**原文**
____________________
癌細胞のエネルギー源を遮断する分子

15.09.2017

Photo: dddmag

 

グルコースを様々な方法で分解して癌細胞の成長のエネルギー源とするワールブルグ効果は、癌細胞成長の鍵となるためこれまで多くの研究で調べられてきたが、不明な部分が多い。デューク大学癌研究所の研究グループは炭水化物の代謝の制御系等を明らかにし、実験室実験でこの代謝システムを阻害する物質を発見した(Locasale et al., Cell Metabolism, online Sept. 14, 2017)。

 

研究グループは炭水化物の代謝メカニズムが癌細胞のワールブルグ効果(注1)が正常細胞と異なることを見出した。癌細胞ではGAPDHと呼ばれる酵素にワールブルグ効果が局在してグルコース分解速度を制御していることを突き止めた。

 

(注1)体細胞が酸素呼吸によらず、発酵(酵素)に依存することで癌細胞が発生するとした説。1955年にオットー・ワールベルグが提唱した。

 

 

ワールブルグ効果はほとんどの癌細胞で強いことが知られているが、中には弱い癌細胞もある。GAPDH酵素と癌細胞成長の関係から、GAPDH酵素の測定で癌細胞のワールブルグ効果の影響を評価することができる。ワールブルグ効果が強い場所を標的とすることで、エネルギー代謝を阻害することが可能になる。
____________________
**表示データ**

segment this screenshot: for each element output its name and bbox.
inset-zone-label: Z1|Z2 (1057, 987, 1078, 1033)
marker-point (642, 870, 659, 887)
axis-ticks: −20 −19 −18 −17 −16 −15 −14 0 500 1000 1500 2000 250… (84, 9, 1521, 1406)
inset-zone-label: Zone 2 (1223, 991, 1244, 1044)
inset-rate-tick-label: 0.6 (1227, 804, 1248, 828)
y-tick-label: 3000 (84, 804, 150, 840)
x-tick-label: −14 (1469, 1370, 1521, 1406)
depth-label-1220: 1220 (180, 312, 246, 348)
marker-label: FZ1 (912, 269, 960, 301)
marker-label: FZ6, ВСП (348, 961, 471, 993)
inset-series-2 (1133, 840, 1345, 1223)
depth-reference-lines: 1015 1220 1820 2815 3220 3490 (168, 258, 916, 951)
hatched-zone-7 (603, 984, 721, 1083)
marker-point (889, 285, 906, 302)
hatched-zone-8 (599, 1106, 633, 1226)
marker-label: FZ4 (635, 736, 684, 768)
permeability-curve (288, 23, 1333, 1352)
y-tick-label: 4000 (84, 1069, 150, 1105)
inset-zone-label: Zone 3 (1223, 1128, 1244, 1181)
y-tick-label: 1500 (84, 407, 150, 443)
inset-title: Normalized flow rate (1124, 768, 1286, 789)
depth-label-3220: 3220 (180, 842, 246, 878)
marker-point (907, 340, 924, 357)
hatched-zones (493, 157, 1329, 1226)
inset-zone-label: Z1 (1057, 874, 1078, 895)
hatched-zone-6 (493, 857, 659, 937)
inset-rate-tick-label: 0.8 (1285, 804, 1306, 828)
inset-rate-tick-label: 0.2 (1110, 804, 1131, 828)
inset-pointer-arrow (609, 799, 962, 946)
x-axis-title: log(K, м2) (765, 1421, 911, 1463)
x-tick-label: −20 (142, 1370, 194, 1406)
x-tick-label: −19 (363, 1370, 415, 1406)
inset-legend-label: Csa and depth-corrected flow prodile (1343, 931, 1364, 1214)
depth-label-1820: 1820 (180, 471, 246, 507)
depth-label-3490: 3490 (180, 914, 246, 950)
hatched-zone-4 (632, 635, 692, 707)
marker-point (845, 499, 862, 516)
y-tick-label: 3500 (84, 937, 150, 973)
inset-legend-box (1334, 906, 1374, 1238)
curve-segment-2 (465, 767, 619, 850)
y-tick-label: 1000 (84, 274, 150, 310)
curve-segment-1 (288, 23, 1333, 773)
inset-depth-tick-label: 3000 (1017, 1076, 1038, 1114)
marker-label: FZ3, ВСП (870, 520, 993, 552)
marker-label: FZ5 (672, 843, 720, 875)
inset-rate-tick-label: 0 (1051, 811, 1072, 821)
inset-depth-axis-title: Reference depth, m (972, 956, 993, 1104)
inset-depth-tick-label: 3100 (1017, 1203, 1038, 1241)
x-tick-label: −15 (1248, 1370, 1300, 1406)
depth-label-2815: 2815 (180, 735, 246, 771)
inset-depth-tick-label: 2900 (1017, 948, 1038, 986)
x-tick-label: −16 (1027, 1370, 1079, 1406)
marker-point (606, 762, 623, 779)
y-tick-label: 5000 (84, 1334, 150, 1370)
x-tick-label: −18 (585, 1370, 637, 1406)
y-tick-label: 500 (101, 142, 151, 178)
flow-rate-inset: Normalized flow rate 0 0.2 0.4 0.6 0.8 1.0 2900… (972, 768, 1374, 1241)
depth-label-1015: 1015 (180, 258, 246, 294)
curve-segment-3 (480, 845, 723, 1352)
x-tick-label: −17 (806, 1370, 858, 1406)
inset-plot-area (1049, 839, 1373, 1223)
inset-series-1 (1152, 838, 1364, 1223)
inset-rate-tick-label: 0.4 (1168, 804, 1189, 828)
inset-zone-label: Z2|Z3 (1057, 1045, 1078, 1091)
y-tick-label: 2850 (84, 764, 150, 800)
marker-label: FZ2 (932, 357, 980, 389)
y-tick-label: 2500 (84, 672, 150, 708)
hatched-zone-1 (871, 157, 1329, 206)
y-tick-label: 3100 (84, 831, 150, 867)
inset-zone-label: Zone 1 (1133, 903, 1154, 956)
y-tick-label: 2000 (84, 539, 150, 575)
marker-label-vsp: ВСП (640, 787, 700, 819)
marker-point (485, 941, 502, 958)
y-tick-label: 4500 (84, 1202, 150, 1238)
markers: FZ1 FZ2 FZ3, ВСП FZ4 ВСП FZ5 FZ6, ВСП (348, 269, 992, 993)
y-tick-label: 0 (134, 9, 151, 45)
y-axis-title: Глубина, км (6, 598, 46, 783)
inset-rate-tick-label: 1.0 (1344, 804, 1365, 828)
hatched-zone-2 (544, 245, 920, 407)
____________________
**作業指示 1**
ワールブルグ効果の原文から、「Photo: dddmag」から「ー・ワールベルグが提唱した。」までを、「ー・ワールベルグが提唱した。」も含めて一字も変えずに引用する。
**作業指示 2**
癌細胞のエネルギー代謝を扱った記事を、最後の文の後から書き継ぐ。
上の行はここでは一切使わない。

**出力 1**
Photo: dddmag

 

グルコースを様々な方法で分解して癌細胞の成長のエネルギー源とするワールブルグ効果は、癌細胞成長の鍵となるためこれまで多くの研究で調べられてきたが、不明な部分が多い。デューク大学癌研究所の研究グループは炭水化物の代謝の制御系等を明らかにし、実験室実験でこの代謝システムを阻害する物質を発見した(Locasale et al., Cell Metabolism, online Sept. 14, 2017)。

 

研究グループは炭水化物の代謝メカニズムが癌細胞のワールブルグ効果(注1)が正常細胞と異なることを見出した。癌細胞ではGAPDHと呼ばれる酵素にワールブルグ効果が局在してグルコース分解速度を制御していることを突き止めた。

 

(注1)体細胞が酸素呼吸によらず、発酵(酵素)に依存することで癌細胞が発生するとした説。1955年にオットー・ワールベルグが提唱した。

**出力 2**
 

研究グループによればこれまで特定の遺伝子変異を標的として癌細胞を特定する癌治療が行われてきたが、代謝システムの特異性を標的とする治療も癌細胞の成長阻害に役立つとしている。

GAPDH酵素の阻害剤として糖類を分解する真菌が作るコニンギン酸(KA)(注2)がある。

 

(注2)コニンギン酸は真菌(糸状菌トリコデルマ菌の一種)から単離され、真菌がエネルギー源となる糖類を他の生物から守るために使われる。コレステロール値を下げる効果がある。

 

研究グループはコニンギン酸がGAPDHを選択的に阻害することを確認した。このためワールブルグ効果をGAPDHで置き換え、これを阻害するコニンギン酸を投与すれば、癌細胞のエネルギー源を遮断することになる。新しい癌治療法として期待されている。